Scan the listing below for the word "Tjörn" and state how many lines hold it. Write nothing but the number.

→ INFORMATION PROVIDED:
........

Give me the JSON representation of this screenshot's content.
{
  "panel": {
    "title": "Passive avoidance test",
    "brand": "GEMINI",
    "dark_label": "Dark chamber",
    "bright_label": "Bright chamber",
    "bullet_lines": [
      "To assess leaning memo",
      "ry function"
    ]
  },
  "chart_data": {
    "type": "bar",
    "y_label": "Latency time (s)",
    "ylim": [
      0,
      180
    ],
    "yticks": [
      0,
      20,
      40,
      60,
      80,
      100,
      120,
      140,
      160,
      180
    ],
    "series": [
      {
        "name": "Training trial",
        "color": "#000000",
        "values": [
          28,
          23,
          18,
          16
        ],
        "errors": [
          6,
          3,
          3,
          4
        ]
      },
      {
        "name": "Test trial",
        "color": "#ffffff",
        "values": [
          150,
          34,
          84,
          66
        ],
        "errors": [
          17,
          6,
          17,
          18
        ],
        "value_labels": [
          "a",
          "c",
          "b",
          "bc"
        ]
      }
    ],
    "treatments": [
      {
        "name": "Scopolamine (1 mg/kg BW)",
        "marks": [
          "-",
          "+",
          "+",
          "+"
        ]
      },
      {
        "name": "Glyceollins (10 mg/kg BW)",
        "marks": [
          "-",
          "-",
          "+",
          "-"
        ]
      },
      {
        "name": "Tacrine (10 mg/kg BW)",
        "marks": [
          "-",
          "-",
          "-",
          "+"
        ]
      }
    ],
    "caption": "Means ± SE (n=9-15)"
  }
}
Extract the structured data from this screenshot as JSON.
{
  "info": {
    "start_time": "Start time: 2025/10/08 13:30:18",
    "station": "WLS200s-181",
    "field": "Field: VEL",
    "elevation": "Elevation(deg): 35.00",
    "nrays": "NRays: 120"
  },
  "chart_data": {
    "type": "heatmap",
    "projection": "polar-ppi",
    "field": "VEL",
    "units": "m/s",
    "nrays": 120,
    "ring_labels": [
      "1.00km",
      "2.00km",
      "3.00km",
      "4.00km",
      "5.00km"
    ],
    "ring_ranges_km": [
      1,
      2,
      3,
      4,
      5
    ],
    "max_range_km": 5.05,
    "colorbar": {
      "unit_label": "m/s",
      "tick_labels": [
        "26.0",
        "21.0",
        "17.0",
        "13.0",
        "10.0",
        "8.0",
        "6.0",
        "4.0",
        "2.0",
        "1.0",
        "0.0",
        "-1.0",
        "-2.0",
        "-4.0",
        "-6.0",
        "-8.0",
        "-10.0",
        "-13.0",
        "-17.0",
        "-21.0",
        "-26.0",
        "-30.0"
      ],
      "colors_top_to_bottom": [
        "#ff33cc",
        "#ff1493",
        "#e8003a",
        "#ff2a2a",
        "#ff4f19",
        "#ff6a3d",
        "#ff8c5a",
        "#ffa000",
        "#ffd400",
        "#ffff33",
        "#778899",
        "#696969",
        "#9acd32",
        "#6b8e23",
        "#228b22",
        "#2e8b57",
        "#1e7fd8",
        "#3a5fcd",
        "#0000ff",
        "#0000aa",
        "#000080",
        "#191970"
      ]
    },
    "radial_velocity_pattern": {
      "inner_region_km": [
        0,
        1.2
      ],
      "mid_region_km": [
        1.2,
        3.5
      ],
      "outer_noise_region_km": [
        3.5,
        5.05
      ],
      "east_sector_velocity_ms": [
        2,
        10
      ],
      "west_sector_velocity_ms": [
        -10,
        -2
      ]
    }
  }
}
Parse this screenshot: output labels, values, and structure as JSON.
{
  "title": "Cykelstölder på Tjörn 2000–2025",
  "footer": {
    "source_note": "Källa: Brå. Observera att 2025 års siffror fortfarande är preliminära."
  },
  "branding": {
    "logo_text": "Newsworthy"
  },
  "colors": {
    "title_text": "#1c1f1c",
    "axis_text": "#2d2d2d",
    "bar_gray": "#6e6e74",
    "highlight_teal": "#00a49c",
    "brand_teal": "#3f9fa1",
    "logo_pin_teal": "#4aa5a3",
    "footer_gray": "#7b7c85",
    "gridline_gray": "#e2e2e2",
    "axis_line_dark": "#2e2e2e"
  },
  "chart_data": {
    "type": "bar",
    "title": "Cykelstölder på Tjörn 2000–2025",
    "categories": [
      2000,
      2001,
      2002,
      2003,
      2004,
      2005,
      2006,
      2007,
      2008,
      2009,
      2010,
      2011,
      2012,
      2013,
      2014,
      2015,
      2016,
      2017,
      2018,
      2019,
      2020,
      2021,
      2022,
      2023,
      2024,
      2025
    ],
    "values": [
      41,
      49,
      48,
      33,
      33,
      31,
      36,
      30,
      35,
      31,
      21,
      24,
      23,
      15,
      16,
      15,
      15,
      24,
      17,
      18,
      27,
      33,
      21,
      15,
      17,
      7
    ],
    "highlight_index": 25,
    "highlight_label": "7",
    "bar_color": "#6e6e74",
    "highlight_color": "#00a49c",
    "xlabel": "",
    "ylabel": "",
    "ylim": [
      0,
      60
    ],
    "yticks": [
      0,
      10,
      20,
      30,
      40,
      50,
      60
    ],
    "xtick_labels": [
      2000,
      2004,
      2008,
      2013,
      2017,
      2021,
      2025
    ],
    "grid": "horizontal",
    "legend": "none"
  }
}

........

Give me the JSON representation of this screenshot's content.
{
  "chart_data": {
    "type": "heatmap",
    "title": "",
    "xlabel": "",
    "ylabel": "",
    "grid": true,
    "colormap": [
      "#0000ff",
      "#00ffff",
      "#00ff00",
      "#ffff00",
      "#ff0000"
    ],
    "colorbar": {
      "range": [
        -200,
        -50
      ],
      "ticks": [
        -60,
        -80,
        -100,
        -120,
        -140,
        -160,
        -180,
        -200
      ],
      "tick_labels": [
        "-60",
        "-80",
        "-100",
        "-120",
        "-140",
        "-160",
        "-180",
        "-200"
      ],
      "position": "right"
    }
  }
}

........

→ SOLUTION FOR THIS EXERCISE:
2